[LE CONSEGNE]
1) Ricopia dal brano sulla povertà qui sotto il passo che inizia con "È uno dei passi" e termina con "di una identità.".
2) Per ciascuna affermazione, indica se concorda con il brano sulla povertà qui sotto, rispondendo sì o no e citando alla lettera le parole decisive: (a) il "Quinto Stato" è la moltitudine di lavori e di vite precarie; (b) nelle società neoliberiste descritte c'è spazio per il reddito di cittadinanza; (c) i progetti che guidano i "poveri" li spingono verso un lavoro preciso.

Poveri e povertà sono quel significante da riempire, dunque. “Il ‘povero’ diventa così il risultato di un lungo e complesso lavoro tecnico, giuridico e amministrativo che trasforma la sua ‘povertà’ in una costruzione sociale. Tale costruzione è ispirata da progetti diversi, ma convergenti, che provano a guidare i ‘poveri’, spingendoli a ‘cercare un lavoro’ e, se è possibile, a trovarne almeno uno. In fondo, non importa quale” (p. 12).
È uno dei passi assai suggestivi dell’ultimo libro di Roberto Ciccarelli. Un’inchiesta rigorosa sul welfare, sulle trasformazioni della “forza lavoro”, sulla fenomenologia del “capitale umano” e, fra l’altro, anche del “Quinto Stato”, ossia, della moltitudine di lavori e di vite precarie, di coloro che dal neoliberismo e dalle sue crisi hanno subito “il senso della perdita di una posizione sociale” e di una identità.

Una spietata e a tratti distopica radiografia delle società neoliberiste, dove l’individuo è prodotto dall’incontro tra le tecniche di governo politico, la disciplina morale e la razionalità economica, per cui come Christian Laval e Pierre Dardot hanno mostrato nella fabbrica del soggetto neoliberista, l’io è giocoforza spinto a “mutare per sopravvivere nella competizione”, dunque, deve divenire “esperto di se stesso, datore di lavoro di se stesso, inventore di se stesso, imprenditore di se stesso”; non vi è spazio per la povertà e per i poveri, né tantomeno per reddito di cittadinanza o altre forme di ammortizzatori sociali. Fuori dai denti: è la stessa povertà che deve essere messa a lavoro e a valore, a seconda di quelle domande generate dagli attori sociali e politici.

[RIGHE ARCHIVIATE]
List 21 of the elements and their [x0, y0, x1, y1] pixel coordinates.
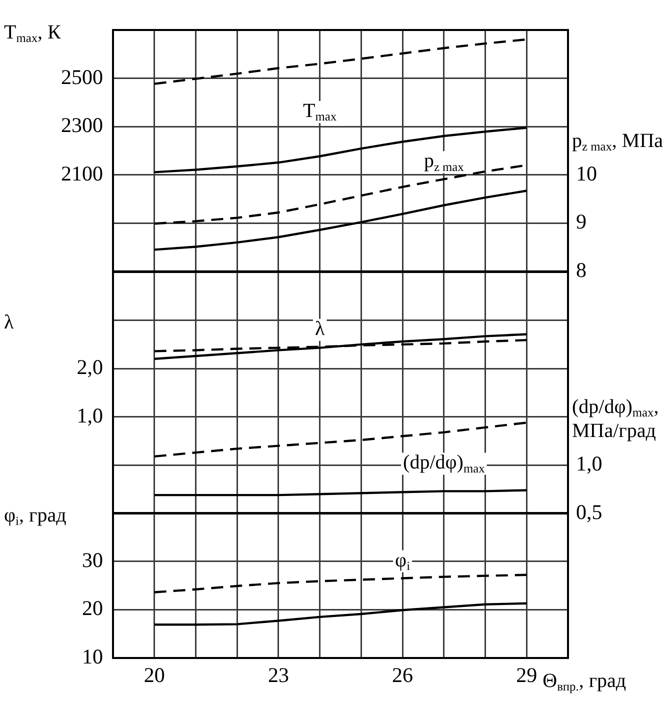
y-axis-title: λ: [4, 312, 14, 334]
x-tick-label: 23: [268, 663, 289, 688]
y-tick-label: 20: [82, 596, 103, 620]
y-tick-label: 2,0: [76, 355, 103, 380]
y-tick-label: 2300: [61, 113, 103, 138]
y2-tick-label: 1,0: [576, 452, 602, 476]
line-series: [153, 574, 528, 594]
x-tick-label: 29: [516, 663, 538, 688]
y-tick-label: 2500: [61, 64, 103, 89]
y2-tick-label: 0,5: [576, 500, 602, 524]
y-tick-label: 30: [82, 548, 103, 572]
x-tick-label: 20: [144, 663, 165, 688]
line-series: [153, 38, 528, 85]
annotation: λ: [314, 318, 325, 340]
y-tick-label: 2100: [61, 161, 103, 186]
y-tick-label: 1,0: [76, 403, 103, 428]
y2-tick-label: 9: [576, 210, 586, 234]
x-tick-label: 26: [392, 663, 414, 688]
y2-tick-label: 10: [576, 161, 597, 186]
y-tick-label: 10: [82, 644, 103, 669]
y2-tick-label: 8: [576, 258, 586, 282]
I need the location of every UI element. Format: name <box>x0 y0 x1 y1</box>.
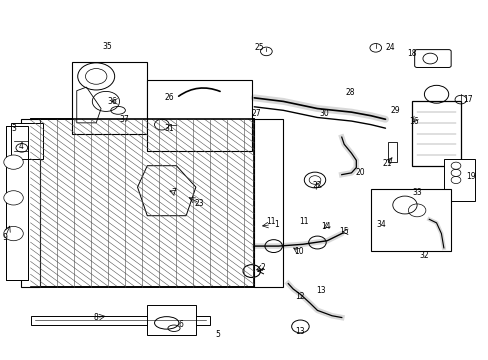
Text: 13: 13 <box>316 286 325 295</box>
Text: 34: 34 <box>376 220 386 229</box>
Text: 25: 25 <box>254 43 264 52</box>
Bar <box>411 102 460 166</box>
Text: 8: 8 <box>94 313 99 322</box>
Bar <box>30 316 210 325</box>
Text: 35: 35 <box>102 41 112 50</box>
Text: 13: 13 <box>295 327 305 336</box>
Bar <box>21 119 40 287</box>
Text: 19: 19 <box>465 172 474 181</box>
Text: 30: 30 <box>319 109 329 118</box>
Bar <box>30 119 254 287</box>
Circle shape <box>4 155 23 169</box>
Text: 5: 5 <box>215 330 220 339</box>
Text: 23: 23 <box>195 199 204 208</box>
Text: 17: 17 <box>463 95 472 104</box>
Text: 15: 15 <box>339 227 348 236</box>
Text: 36: 36 <box>107 97 117 106</box>
Text: 14: 14 <box>321 222 330 231</box>
Text: 1: 1 <box>273 220 278 229</box>
Bar <box>254 119 283 287</box>
Bar <box>147 305 196 336</box>
Text: 7: 7 <box>171 188 176 197</box>
Circle shape <box>4 226 23 241</box>
Text: 11: 11 <box>266 217 275 226</box>
Text: 29: 29 <box>389 106 399 115</box>
Bar <box>370 189 450 251</box>
Text: 31: 31 <box>164 124 174 133</box>
Text: 24: 24 <box>385 43 394 52</box>
Text: 3: 3 <box>11 124 16 133</box>
Text: 33: 33 <box>411 188 421 197</box>
Text: 20: 20 <box>355 168 364 177</box>
Text: 10: 10 <box>294 247 303 256</box>
Text: 18: 18 <box>407 49 416 58</box>
Text: 26: 26 <box>164 93 174 102</box>
Text: 21: 21 <box>382 159 391 168</box>
Text: 28: 28 <box>345 88 354 97</box>
Bar <box>72 62 147 134</box>
Text: 2: 2 <box>260 263 265 272</box>
Circle shape <box>4 191 23 205</box>
Text: 6: 6 <box>179 320 183 329</box>
Text: 22: 22 <box>312 181 322 190</box>
Text: 12: 12 <box>295 292 305 301</box>
Text: 37: 37 <box>119 115 129 124</box>
Bar <box>443 158 474 202</box>
Text: 16: 16 <box>408 117 418 126</box>
Text: 9: 9 <box>3 233 8 242</box>
Bar <box>147 80 251 152</box>
Bar <box>11 123 42 158</box>
Bar <box>387 143 396 162</box>
Text: 4: 4 <box>19 141 23 150</box>
Text: 27: 27 <box>251 109 261 118</box>
Bar <box>6 126 28 280</box>
Text: 32: 32 <box>419 251 428 260</box>
Text: 11: 11 <box>299 217 308 226</box>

[LE RISPOSTE]
1)
È uno dei passi assai suggestivi dell’ultimo libro di Roberto Ciccarelli. Un’inchiesta rigorosa sul welfare, sulle trasformazioni della “forza lavoro”, sulla fenomenologia del “capitale umano” e, fra l’altro, anche del “Quinto Stato”, ossia, della moltitudine di lavori e di vite precarie, di coloro che dal neoliberismo e dalle sue crisi hanno subito “il senso della perdita di una posizione sociale” e di una identità.

2)
(a) Sì: «ossia, della moltitudine di lavori e di vite precarie».
(b) No: «non vi è spazio per la povertà e per i poveri, né tantomeno per reddito di cittadinanza o altre forme di ammortizzatori sociali».
(c) No: «In fondo, non importa quale».